» **PASSAGE TO READ**:
[BEGIN]

OMG Swan, love that melon bra! LOL


----------



## calliemoonbeam (Aug 7, 2007)

7thSwan, thanks so much! I've been trying to figure out how I could grow cantaloupes and watermelons from trellises, thinking I would need some kind of shelf or something for each fruit, but you just solved that problem for me, ROFL! 

I don't know though, I love Black Diamond watermelons, and they get to about 40 pounds. How big did yours get when ripe?

I was thinking of growing zucchini and crookneck squash on trellises over some kind of greens, but I might have to rethink that.

Thanks again, love the melon sling!


----------



## elkhound (May 30, 2006)

Patchouli said:


> Elkhound those are really nice looking gardens. Do you mulch with leaves?



basically i use everything i can get my hands on.i have one pile that is 12 or 15 dump truck loads cooking down...lol.

it all works for most part.


----------



## 7thswan (Nov 18, 2008)

calliemoonbeam said:


> 7thSwan, thanks so much! I've been trying to figure out how I could grow cantaloupes and watermelons from trellises, thinking I would need some kind of shelf or something for each fruit, but you just solved that problem for me, ROFL!
> 
> I don't know though, I love Black Diamond watermelons, and they get to about 40 pounds. How big did yours get when ripe?
> 
> ...


Oh, that's a big melon! Mine are small,just the 2 of us to feed. But I bet you could hold em up with something,maybe a firewood carrying bag.But cantaloupes ,heck ya. I even had some luffa growing, I just need to start them a bit earlier in the greenhouse,they sure have a long growing season.


----------



## calliemoonbeam (Aug 7, 2007)

[END]

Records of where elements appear
[BEGIN]

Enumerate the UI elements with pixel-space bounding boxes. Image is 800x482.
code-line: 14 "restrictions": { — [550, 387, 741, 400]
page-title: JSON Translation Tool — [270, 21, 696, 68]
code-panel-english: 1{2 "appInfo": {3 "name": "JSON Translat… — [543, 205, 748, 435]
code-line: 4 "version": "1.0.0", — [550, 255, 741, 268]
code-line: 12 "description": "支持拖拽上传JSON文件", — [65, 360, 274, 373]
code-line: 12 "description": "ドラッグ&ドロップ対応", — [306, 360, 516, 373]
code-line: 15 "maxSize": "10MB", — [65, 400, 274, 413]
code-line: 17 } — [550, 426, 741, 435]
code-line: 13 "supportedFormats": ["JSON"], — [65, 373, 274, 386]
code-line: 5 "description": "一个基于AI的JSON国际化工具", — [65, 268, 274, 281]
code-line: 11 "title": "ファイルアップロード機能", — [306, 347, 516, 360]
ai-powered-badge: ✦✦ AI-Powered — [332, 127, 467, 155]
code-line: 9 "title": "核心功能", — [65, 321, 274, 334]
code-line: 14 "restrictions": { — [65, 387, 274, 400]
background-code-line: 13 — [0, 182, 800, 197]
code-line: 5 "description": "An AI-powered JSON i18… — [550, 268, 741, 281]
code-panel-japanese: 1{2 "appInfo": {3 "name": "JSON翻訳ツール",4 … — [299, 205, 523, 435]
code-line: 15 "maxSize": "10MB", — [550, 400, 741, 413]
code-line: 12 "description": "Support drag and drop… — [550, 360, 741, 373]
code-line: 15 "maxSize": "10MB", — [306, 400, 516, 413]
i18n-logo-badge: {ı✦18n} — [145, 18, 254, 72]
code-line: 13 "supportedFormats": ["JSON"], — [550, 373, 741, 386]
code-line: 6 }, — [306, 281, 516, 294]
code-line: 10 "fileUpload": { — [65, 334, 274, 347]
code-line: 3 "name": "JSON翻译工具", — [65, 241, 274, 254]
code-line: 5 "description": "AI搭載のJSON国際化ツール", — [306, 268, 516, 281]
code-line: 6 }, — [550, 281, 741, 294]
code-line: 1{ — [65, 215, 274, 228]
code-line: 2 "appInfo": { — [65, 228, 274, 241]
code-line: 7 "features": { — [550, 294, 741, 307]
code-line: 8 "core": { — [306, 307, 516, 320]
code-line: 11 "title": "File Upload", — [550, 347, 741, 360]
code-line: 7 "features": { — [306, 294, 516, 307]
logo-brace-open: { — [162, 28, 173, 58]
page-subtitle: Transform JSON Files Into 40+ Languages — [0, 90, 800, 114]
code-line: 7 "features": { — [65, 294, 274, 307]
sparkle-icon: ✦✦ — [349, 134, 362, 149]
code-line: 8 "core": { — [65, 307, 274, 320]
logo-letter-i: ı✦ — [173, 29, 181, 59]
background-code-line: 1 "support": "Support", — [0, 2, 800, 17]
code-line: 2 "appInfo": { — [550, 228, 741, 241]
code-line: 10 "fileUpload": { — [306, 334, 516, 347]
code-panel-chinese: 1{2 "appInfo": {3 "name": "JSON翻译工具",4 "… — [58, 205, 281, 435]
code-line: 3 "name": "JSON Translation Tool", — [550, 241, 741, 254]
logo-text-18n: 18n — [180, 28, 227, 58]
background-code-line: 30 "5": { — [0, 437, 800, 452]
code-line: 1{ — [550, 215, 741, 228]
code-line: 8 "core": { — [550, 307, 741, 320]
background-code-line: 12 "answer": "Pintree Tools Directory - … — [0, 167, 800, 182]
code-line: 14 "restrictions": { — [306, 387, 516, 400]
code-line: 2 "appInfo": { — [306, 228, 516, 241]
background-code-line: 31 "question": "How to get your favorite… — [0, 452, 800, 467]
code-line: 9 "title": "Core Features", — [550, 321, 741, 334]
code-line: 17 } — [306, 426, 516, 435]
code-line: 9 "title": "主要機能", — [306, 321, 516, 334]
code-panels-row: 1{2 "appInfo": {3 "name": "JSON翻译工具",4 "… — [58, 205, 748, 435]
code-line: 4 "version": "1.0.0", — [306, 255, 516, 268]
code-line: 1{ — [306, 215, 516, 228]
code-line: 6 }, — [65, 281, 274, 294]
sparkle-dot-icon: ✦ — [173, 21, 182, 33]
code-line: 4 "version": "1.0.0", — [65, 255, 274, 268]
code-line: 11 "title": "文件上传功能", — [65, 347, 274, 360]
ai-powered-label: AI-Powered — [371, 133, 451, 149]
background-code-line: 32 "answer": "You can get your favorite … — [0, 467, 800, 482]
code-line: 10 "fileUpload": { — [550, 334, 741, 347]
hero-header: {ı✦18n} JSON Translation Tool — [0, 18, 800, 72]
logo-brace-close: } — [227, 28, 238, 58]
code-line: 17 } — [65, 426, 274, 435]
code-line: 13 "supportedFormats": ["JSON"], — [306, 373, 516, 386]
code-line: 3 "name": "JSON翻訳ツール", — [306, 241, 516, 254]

[END]

» **STATED TASK A**:
Repeat the garden forum thread about trellised melons word for word, in full.
» **STATED TASK B**:
Reproduce the records exactly, starting with their first line and going on through the line with "373, 741, 386]", both ends included.

» **WRITTEN SOLUTION A**:
OMG Swan, love that melon bra! LOL


----------



## calliemoonbeam (Aug 7, 2007)

7thSwan, thanks so much! I've been trying to figure out how I could grow cantaloupes and watermelons from trellises, thinking I would need some kind of shelf or something for each fruit, but you just solved that problem for me, ROFL! 

I don't know though, I love Black Diamond watermelons, and they get to about 40 pounds. How big did yours get when ripe?

I was thinking of growing zucchini and crookneck squash on trellises over some kind of greens, but I might have to rethink that.

Thanks again, love the melon sling!


----------



## elkhound (May 30, 2006)

Patchouli said:


> Elkhound those are really nice looking gardens. Do you mulch with leaves?



basically i use everything i can get my hands on.i have one pile that is 12 or 15 dump truck loads cooking down...lol.

it all works for most part.


----------



## 7thswan (Nov 18, 2008)

calliemoonbeam said:


> 7thSwan, thanks so much! I've been trying to figure out how I could grow cantaloupes and watermelons from trellises, thinking I would need some kind of shelf or something for each fruit, but you just solved that problem for me, ROFL!
> 
> I don't know though, I love Black Diamond watermelons, and they get to about 40 pounds. How big did yours get when ripe?
> 
> ...


Oh, that's a big melon! Mine are small,just the 2 of us to feed. But I bet you could hold em up with something,maybe a firewood carrying bag.But cantaloupes ,heck ya. I even had some luffa growing, I just need to start them a bit earlier in the greenhouse,they sure have a long growing season.


----------



## calliemoonbeam (Aug 7, 2007)

» **WRITTEN SOLUTION B**:
Enumerate the UI elements with pixel-space bounding boxes. Image is 800x482.
code-line: 14 "restrictions": { — [550, 387, 741, 400]
page-title: JSON Translation Tool — [270, 21, 696, 68]
code-panel-english: 1{2 "appInfo": {3 "name": "JSON Translat… — [543, 205, 748, 435]
code-line: 4 "version": "1.0.0", — [550, 255, 741, 268]
code-line: 12 "description": "支持拖拽上传JSON文件", — [65, 360, 274, 373]
code-line: 12 "description": "ドラッグ&ドロップ対応", — [306, 360, 516, 373]
code-line: 15 "maxSize": "10MB", — [65, 400, 274, 413]
code-line: 17 } — [550, 426, 741, 435]
code-line: 13 "supportedFormats": ["JSON"], — [65, 373, 274, 386]
code-line: 5 "description": "一个基于AI的JSON国际化工具", — [65, 268, 274, 281]
code-line: 11 "title": "ファイルアップロード機能", — [306, 347, 516, 360]
ai-powered-badge: ✦✦ AI-Powered — [332, 127, 467, 155]
code-line: 9 "title": "核心功能", — [65, 321, 274, 334]
code-line: 14 "restrictions": { — [65, 387, 274, 400]
background-code-line: 13 — [0, 182, 800, 197]
code-line: 5 "description": "An AI-powered JSON i18… — [550, 268, 741, 281]
code-panel-japanese: 1{2 "appInfo": {3 "name": "JSON翻訳ツール",4 … — [299, 205, 523, 435]
code-line: 15 "maxSize": "10MB", — [550, 400, 741, 413]
code-line: 12 "description": "Support drag and drop… — [550, 360, 741, 373]
code-line: 15 "maxSize": "10MB", — [306, 400, 516, 413]
i18n-logo-badge: {ı✦18n} — [145, 18, 254, 72]
code-line: 13 "supportedFormats": ["JSON"], — [550, 373, 741, 386]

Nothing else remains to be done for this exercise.